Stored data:
☆ ☆ ☆ ☆ ☆
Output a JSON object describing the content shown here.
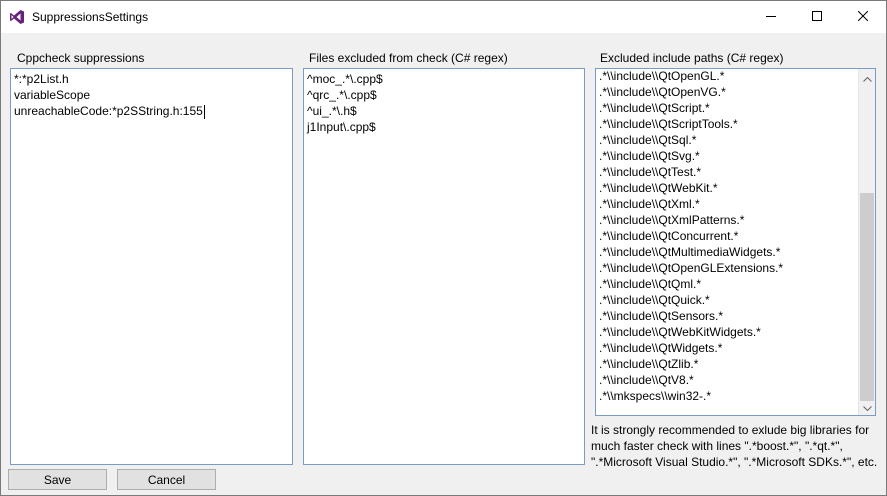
{
  "window": {
    "title": "SuppressionsSettings",
    "icons": {
      "app": "visual-studio-icon",
      "minimize": "minimize-icon",
      "maximize": "maximize-icon",
      "close": "close-icon"
    }
  },
  "panels": {
    "suppressions": {
      "label": "Cppcheck suppressions",
      "lines": [
        "*:*p2List.h",
        "variableScope",
        "unreachableCode:*p2SString.h:155"
      ]
    },
    "files_excluded": {
      "label": "Files excluded from check (C# regex)",
      "lines": [
        "^moc_.*\\.cpp$",
        "^qrc_.*\\.cpp$",
        "^ui_.*\\.h$",
        "j1Input\\.cpp$"
      ]
    },
    "include_paths": {
      "label": "Excluded include paths (C# regex)",
      "lines": [
        ".*\\\\include\\\\QtOpenGL.*",
        ".*\\\\include\\\\QtOpenVG.*",
        ".*\\\\include\\\\QtScript.*",
        ".*\\\\include\\\\QtScriptTools.*",
        ".*\\\\include\\\\QtSql.*",
        ".*\\\\include\\\\QtSvg.*",
        ".*\\\\include\\\\QtTest.*",
        ".*\\\\include\\\\QtWebKit.*",
        ".*\\\\include\\\\QtXml.*",
        ".*\\\\include\\\\QtXmlPatterns.*",
        ".*\\\\include\\\\QtConcurrent.*",
        ".*\\\\include\\\\QtMultimediaWidgets.*",
        ".*\\\\include\\\\QtOpenGLExtensions.*",
        ".*\\\\include\\\\QtQml.*",
        ".*\\\\include\\\\QtQuick.*",
        ".*\\\\include\\\\QtSensors.*",
        ".*\\\\include\\\\QtWebKitWidgets.*",
        ".*\\\\include\\\\QtWidgets.*",
        ".*\\\\include\\\\QtZlib.*",
        ".*\\\\include\\\\QtV8.*",
        ".*\\\\mkspecs\\\\win32-.*"
      ]
    }
  },
  "note": {
    "line1": "It is strongly recommended to exlude big libraries for",
    "line2": "much faster check with lines \".*boost.*\", \".*qt.*\",",
    "line3": "\".*Microsoft Visual Studio.*\", \".*Microsoft SDKs.*\", etc."
  },
  "buttons": {
    "save": "Save",
    "cancel": "Cancel"
  },
  "colors": {
    "accent": "#68217a",
    "border": "#7a9bc4"
  }
}
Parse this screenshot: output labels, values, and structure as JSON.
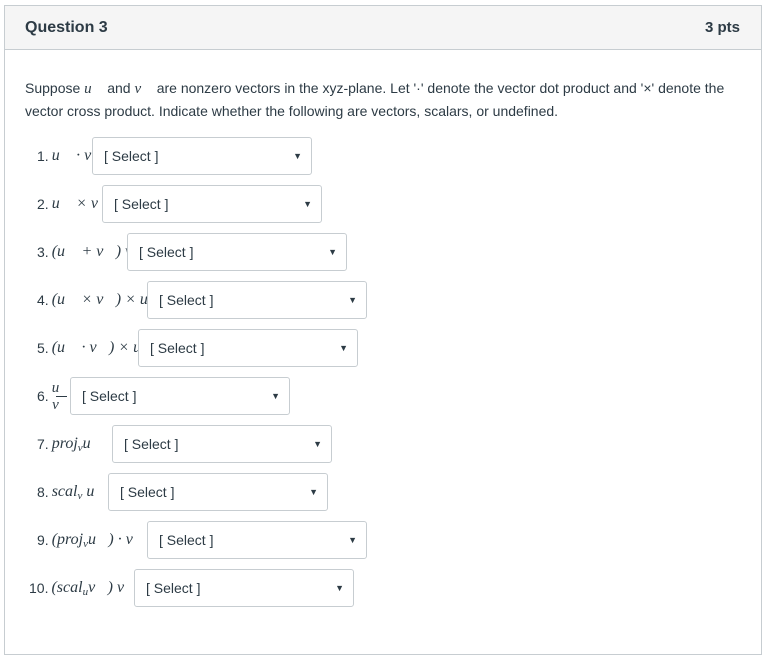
☆ ☆ ☆ ☆ ☆
Pictures in the records should not appear in your copy, but everything else must be transcribed exactly.

Output a JSON object describing the content shown here.
{
  "window": {
    "title": "SuppressionsSettings",
    "icons": {
      "app": "visual-studio-icon",
      "minimize": "minimize-icon",
      "maximize": "maximize-icon",
      "close": "close-icon"
    }
  },
  "panels": {
    "suppressions": {
      "label": "Cppcheck suppressions",
      "lines": [
        "*:*p2List.h",
        "variableScope",
        "unreachableCode:*p2SString.h:155"
      ]
    },
    "files_excluded": {
      "label": "Files excluded from check (C# regex)",
      "lines": [
        "^moc_.*\\.cpp$",
        "^qrc_.*\\.cpp$",
        "^ui_.*\\.h$",
        "j1Input\\.cpp$"
      ]
    },
    "include_paths": {
      "label": "Excluded include paths (C# regex)",
      "lines": [
        ".*\\\\include\\\\QtOpenGL.*",
        ".*\\\\include\\\\QtOpenVG.*",
        ".*\\\\include\\\\QtScript.*",
        ".*\\\\include\\\\QtScriptTools.*",
        ".*\\\\include\\\\QtSql.*",
        ".*\\\\include\\\\QtSvg.*",
        ".*\\\\include\\\\QtTest.*",
        ".*\\\\include\\\\QtWebKit.*",
        ".*\\\\include\\\\QtXml.*",
        ".*\\\\include\\\\QtXmlPatterns.*",
        ".*\\\\include\\\\QtConcurrent.*",
        ".*\\\\include\\\\QtMultimediaWidgets.*",
        ".*\\\\include\\\\QtOpenGLExtensions.*",
        ".*\\\\include\\\\QtQml.*",
        ".*\\\\include\\\\QtQuick.*",
        ".*\\\\include\\\\QtSensors.*",
        ".*\\\\include\\\\QtWebKitWidgets.*",
        ".*\\\\include\\\\QtWidgets.*",
        ".*\\\\include\\\\QtZlib.*",
        ".*\\\\include\\\\QtV8.*",
        ".*\\\\mkspecs\\\\win32-.*"
      ]
    }
  },
  "note": {
    "line1": "It is strongly recommended to exlude big libraries for",
    "line2": "much faster check with lines \".*boost.*\", \".*qt.*\",",
    "line3": "\".*Microsoft Visual Studio.*\", \".*Microsoft SDKs.*\", etc."
  },
  "buttons": {
    "save": "Save",
    "cancel": "Cancel"
  },
  "colors": {
    "accent": "#68217a",
    "border": "#7a9bc4"
  }
}
Parse this screenshot: output labels, values, and structure as JSON.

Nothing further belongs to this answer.